## Information given:
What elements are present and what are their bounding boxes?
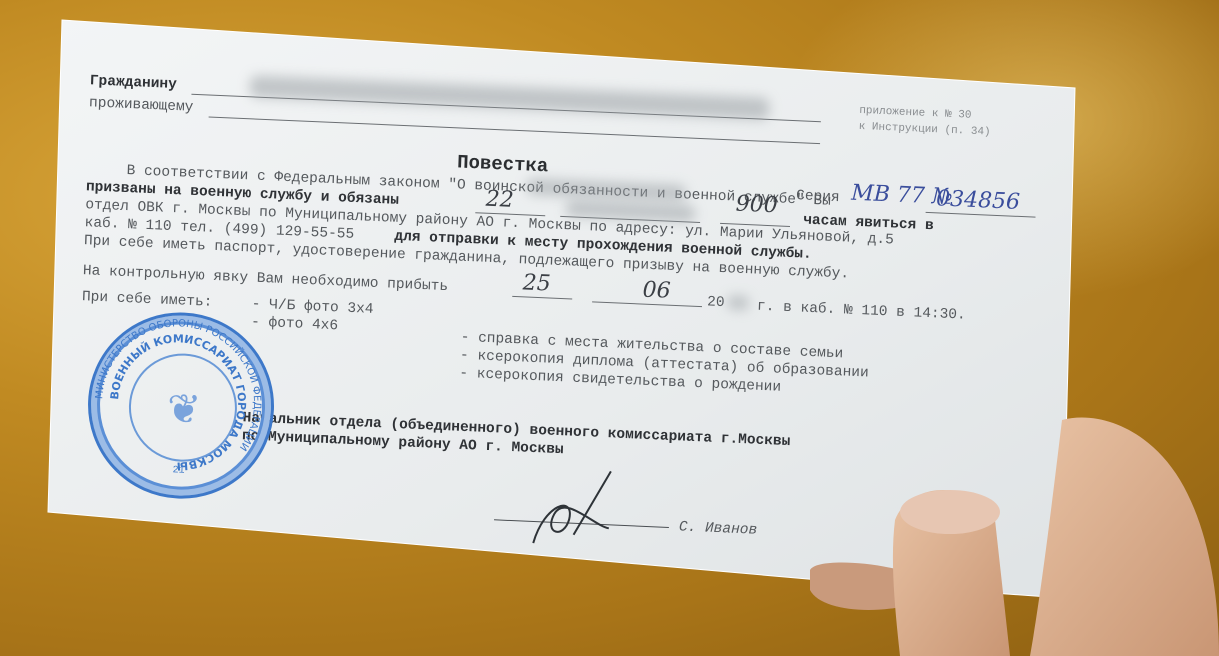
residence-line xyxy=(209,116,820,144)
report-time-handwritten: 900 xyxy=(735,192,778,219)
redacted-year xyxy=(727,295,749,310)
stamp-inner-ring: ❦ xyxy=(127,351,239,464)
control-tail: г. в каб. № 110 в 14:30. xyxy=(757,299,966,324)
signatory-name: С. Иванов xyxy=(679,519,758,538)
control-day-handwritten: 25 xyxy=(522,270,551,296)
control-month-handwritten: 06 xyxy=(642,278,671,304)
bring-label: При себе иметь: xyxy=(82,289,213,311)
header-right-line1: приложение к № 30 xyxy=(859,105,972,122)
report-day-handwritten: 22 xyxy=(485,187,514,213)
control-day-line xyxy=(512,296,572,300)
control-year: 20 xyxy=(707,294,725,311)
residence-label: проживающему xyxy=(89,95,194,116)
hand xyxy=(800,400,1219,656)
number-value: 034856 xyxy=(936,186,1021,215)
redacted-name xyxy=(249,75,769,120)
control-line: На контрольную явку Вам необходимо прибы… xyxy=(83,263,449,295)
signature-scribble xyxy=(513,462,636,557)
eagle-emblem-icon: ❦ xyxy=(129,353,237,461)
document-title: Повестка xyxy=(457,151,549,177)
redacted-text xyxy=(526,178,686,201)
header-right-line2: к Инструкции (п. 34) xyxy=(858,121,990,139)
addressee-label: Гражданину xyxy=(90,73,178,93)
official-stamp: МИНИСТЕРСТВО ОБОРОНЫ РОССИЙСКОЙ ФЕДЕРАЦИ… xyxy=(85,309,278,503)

## Short problem:
Copy the records above line for line, leaving out the pictures.

## Solution:
What elements are present and what are their bounding boxes?
residence-line xyxy=(209,116,820,144)
report-time-handwritten: 900 xyxy=(735,192,778,219)
redacted-year xyxy=(727,295,749,310)
stamp-inner-ring: ❦ xyxy=(127,351,239,464)
control-tail: г. в каб. № 110 в 14:30. xyxy=(757,299,966,324)
signatory-name: С. Иванов xyxy=(679,519,758,538)
control-day-handwritten: 25 xyxy=(522,270,551,296)
control-month-handwritten: 06 xyxy=(642,278,671,304)
bring-label: При себе иметь: xyxy=(82,289,213,311)
header-right-line1: приложение к № 30 xyxy=(859,105,972,122)
report-day-handwritten: 22 xyxy=(485,187,514,213)
control-day-line xyxy=(512,296,572,300)
control-year: 20 xyxy=(707,294,725,311)
residence-label: проживающему xyxy=(89,95,194,116)
hand xyxy=(800,400,1219,656)
number-value: 034856 xyxy=(936,186,1021,215)
redacted-name xyxy=(249,75,769,120)
control-line: На контрольную явку Вам необходимо прибы… xyxy=(83,263,449,295)
signature-scribble xyxy=(513,462,636,557)
eagle-emblem-icon: ❦ xyxy=(129,353,237,461)
document-title: Повестка xyxy=(457,151,549,177)
redacted-text xyxy=(526,178,686,201)
header-right-line2: к Инструкции (п. 34) xyxy=(858,121,990,139)
addressee-label: Гражданину xyxy=(90,73,178,93)
official-stamp: МИНИСТЕРСТВО ОБОРОНЫ РОССИЙСКОЙ ФЕДЕРАЦИ… xyxy=(85,309,278,503)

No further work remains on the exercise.